*RECORDS SUPPLIED*:
►

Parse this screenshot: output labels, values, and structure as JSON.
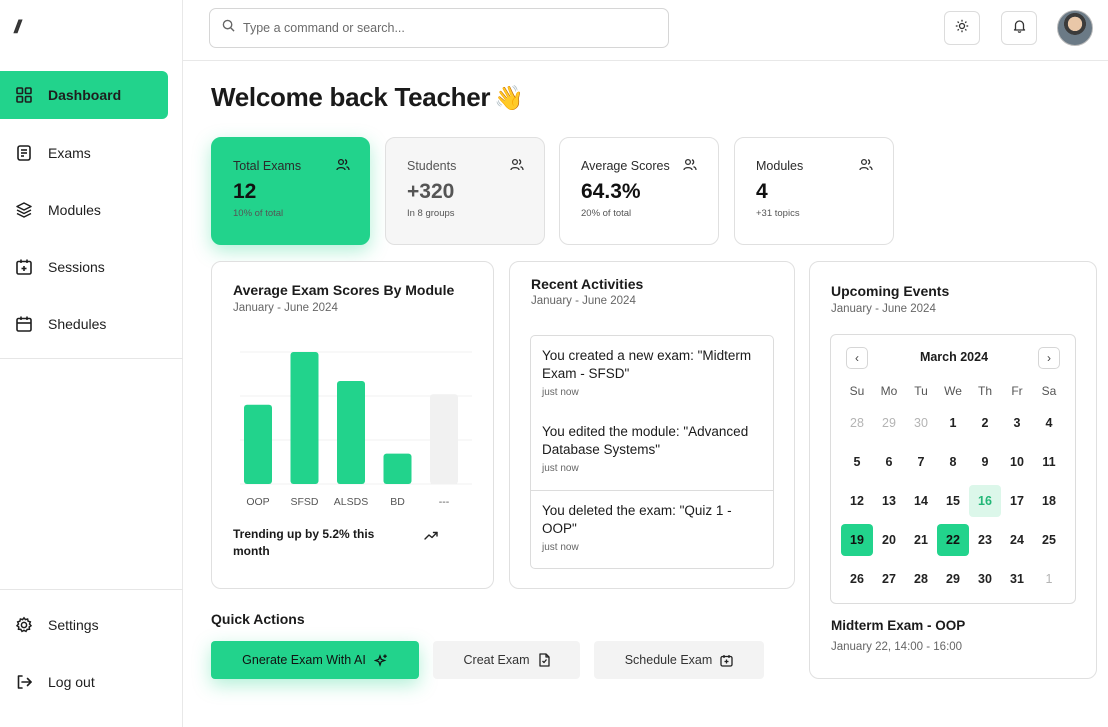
{
  "sidebar": {
    "logo": "//",
    "items": [
      {
        "label": "Dashboard",
        "icon": "dashboard-icon"
      },
      {
        "label": "Exams",
        "icon": "exam-icon"
      },
      {
        "label": "Modules",
        "icon": "layers-icon"
      },
      {
        "label": "Sessions",
        "icon": "calendar-plus-icon"
      },
      {
        "label": "Shedules",
        "icon": "calendar-icon"
      }
    ],
    "bottom": [
      {
        "label": "Settings",
        "icon": "gear-icon"
      },
      {
        "label": "Log out",
        "icon": "logout-icon"
      }
    ]
  },
  "topbar": {
    "search_placeholder": "Type a command or search..."
  },
  "welcome": {
    "title": "Welcome back Teacher",
    "emoji": "👋"
  },
  "stats": [
    {
      "label": "Total Exams",
      "value": "12",
      "sub": "10% of total"
    },
    {
      "label": "Students",
      "value": "+320",
      "sub": "In 8 groups"
    },
    {
      "label": "Average Scores",
      "value": "64.3%",
      "sub": "20% of total"
    },
    {
      "label": "Modules",
      "value": "4",
      "sub": "+31 topics"
    }
  ],
  "scores_card": {
    "title": "Average Exam Scores By Module",
    "subtitle": "January - June 2024",
    "trend": "Trending up by 5.2% this month"
  },
  "chart_data": {
    "type": "bar",
    "categories": [
      "OOP",
      "SFSD",
      "ALSDS",
      "BD",
      "---"
    ],
    "values": [
      60,
      100,
      78,
      23,
      68
    ],
    "colors": [
      "#22d38c",
      "#22d38c",
      "#22d38c",
      "#22d38c",
      "#f1f1f1"
    ]
  },
  "activities_card": {
    "title": "Recent Activities",
    "subtitle": "January - June 2024",
    "items": [
      {
        "text": "You created a new exam: \"Midterm Exam - SFSD\"",
        "time": "just now"
      },
      {
        "text": "You edited the module: \"Advanced Database Systems\"",
        "time": "just now"
      },
      {
        "text": "You deleted the exam: \"Quiz 1 - OOP\"",
        "time": "just now"
      }
    ]
  },
  "events_card": {
    "title": "Upcoming Events",
    "subtitle": "January - June 2024",
    "calendar": {
      "month": "March 2024",
      "prev": "‹",
      "next": "›",
      "weekdays": [
        "Su",
        "Mo",
        "Tu",
        "We",
        "Th",
        "Fr",
        "Sa"
      ],
      "days": [
        {
          "d": "28",
          "m": true
        },
        {
          "d": "29",
          "m": true
        },
        {
          "d": "30",
          "m": true
        },
        {
          "d": "1"
        },
        {
          "d": "2"
        },
        {
          "d": "3"
        },
        {
          "d": "4"
        },
        {
          "d": "5"
        },
        {
          "d": "6"
        },
        {
          "d": "7"
        },
        {
          "d": "8"
        },
        {
          "d": "9"
        },
        {
          "d": "10"
        },
        {
          "d": "11"
        },
        {
          "d": "12"
        },
        {
          "d": "13"
        },
        {
          "d": "14"
        },
        {
          "d": "15"
        },
        {
          "d": "16",
          "today": true
        },
        {
          "d": "17"
        },
        {
          "d": "18"
        },
        {
          "d": "19",
          "sel": true
        },
        {
          "d": "20"
        },
        {
          "d": "21"
        },
        {
          "d": "22",
          "sel": true
        },
        {
          "d": "23"
        },
        {
          "d": "24"
        },
        {
          "d": "25"
        },
        {
          "d": "26"
        },
        {
          "d": "27"
        },
        {
          "d": "28"
        },
        {
          "d": "29"
        },
        {
          "d": "30"
        },
        {
          "d": "31"
        },
        {
          "d": "1",
          "m": true
        }
      ]
    },
    "event_title": "Midterm Exam - OOP",
    "event_time": "January 22, 14:00 - 16:00"
  },
  "quick_actions": {
    "title": "Quick Actions",
    "buttons": [
      {
        "label": "Gnerate Exam With AI",
        "icon": "sparkle-icon"
      },
      {
        "label": "Creat Exam",
        "icon": "file-icon"
      },
      {
        "label": "Schedule Exam",
        "icon": "calendar-plus-icon"
      }
    ]
  },
  "colors": {
    "accent": "#22d38c",
    "accent_light": "#dcf7ea"
  }
}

◄

*PROBLEM DETAILS*:
Make an exact copy of the data above, pictures excluded.

*OUTPUT FOR THIS EXERCISE*:
Parse this screenshot: output labels, values, and structure as JSON.
{
  "sidebar": {
    "logo": "//",
    "items": [
      {
        "label": "Dashboard",
        "icon": "dashboard-icon"
      },
      {
        "label": "Exams",
        "icon": "exam-icon"
      },
      {
        "label": "Modules",
        "icon": "layers-icon"
      },
      {
        "label": "Sessions",
        "icon": "calendar-plus-icon"
      },
      {
        "label": "Shedules",
        "icon": "calendar-icon"
      }
    ],
    "bottom": [
      {
        "label": "Settings",
        "icon": "gear-icon"
      },
      {
        "label": "Log out",
        "icon": "logout-icon"
      }
    ]
  },
  "topbar": {
    "search_placeholder": "Type a command or search..."
  },
  "welcome": {
    "title": "Welcome back Teacher",
    "emoji": "👋"
  },
  "stats": [
    {
      "label": "Total Exams",
      "value": "12",
      "sub": "10% of total"
    },
    {
      "label": "Students",
      "value": "+320",
      "sub": "In 8 groups"
    },
    {
      "label": "Average Scores",
      "value": "64.3%",
      "sub": "20% of total"
    },
    {
      "label": "Modules",
      "value": "4",
      "sub": "+31 topics"
    }
  ],
  "scores_card": {
    "title": "Average Exam Scores By Module",
    "subtitle": "January - June 2024",
    "trend": "Trending up by 5.2% this month"
  },
  "chart_data": {
    "type": "bar",
    "categories": [
      "OOP",
      "SFSD",
      "ALSDS",
      "BD",
      "---"
    ],
    "values": [
      60,
      100,
      78,
      23,
      68
    ],
    "colors": [
      "#22d38c",
      "#22d38c",
      "#22d38c",
      "#22d38c",
      "#f1f1f1"
    ]
  },
  "activities_card": {
    "title": "Recent Activities",
    "subtitle": "January - June 2024",
    "items": [
      {
        "text": "You created a new exam: \"Midterm Exam - SFSD\"",
        "time": "just now"
      },
      {
        "text": "You edited the module: \"Advanced Database Systems\"",
        "time": "just now"
      },
      {
        "text": "You deleted the exam: \"Quiz 1 - OOP\"",
        "time": "just now"
      }
    ]
  },
  "events_card": {
    "title": "Upcoming Events",
    "subtitle": "January - June 2024",
    "calendar": {
      "month": "March 2024",
      "prev": "‹",
      "next": "›",
      "weekdays": [
        "Su",
        "Mo",
        "Tu",
        "We",
        "Th",
        "Fr",
        "Sa"
      ],
      "days": [
        {
          "d": "28",
          "m": true
        },
        {
          "d": "29",
          "m": true
        },
        {
          "d": "30",
          "m": true
        },
        {
          "d": "1"
        },
        {
          "d": "2"
        },
        {
          "d": "3"
        },
        {
          "d": "4"
        },
        {
          "d": "5"
        },
        {
          "d": "6"
        },
        {
          "d": "7"
        },
        {
          "d": "8"
        },
        {
          "d": "9"
        },
        {
          "d": "10"
        },
        {
          "d": "11"
        },
        {
          "d": "12"
        },
        {
          "d": "13"
        },
        {
          "d": "14"
        },
        {
          "d": "15"
        },
        {
          "d": "16",
          "today": true
        },
        {
          "d": "17"
        },
        {
          "d": "18"
        },
        {
          "d": "19",
          "sel": true
        },
        {
          "d": "20"
        },
        {
          "d": "21"
        },
        {
          "d": "22",
          "sel": true
        },
        {
          "d": "23"
        },
        {
          "d": "24"
        },
        {
          "d": "25"
        },
        {
          "d": "26"
        },
        {
          "d": "27"
        },
        {
          "d": "28"
        },
        {
          "d": "29"
        },
        {
          "d": "30"
        },
        {
          "d": "31"
        },
        {
          "d": "1",
          "m": true
        }
      ]
    },
    "event_title": "Midterm Exam - OOP",
    "event_time": "January 22, 14:00 - 16:00"
  },
  "quick_actions": {
    "title": "Quick Actions",
    "buttons": [
      {
        "label": "Gnerate Exam With AI",
        "icon": "sparkle-icon"
      },
      {
        "label": "Creat Exam",
        "icon": "file-icon"
      },
      {
        "label": "Schedule Exam",
        "icon": "calendar-plus-icon"
      }
    ]
  },
  "colors": {
    "accent": "#22d38c",
    "accent_light": "#dcf7ea"
  }
}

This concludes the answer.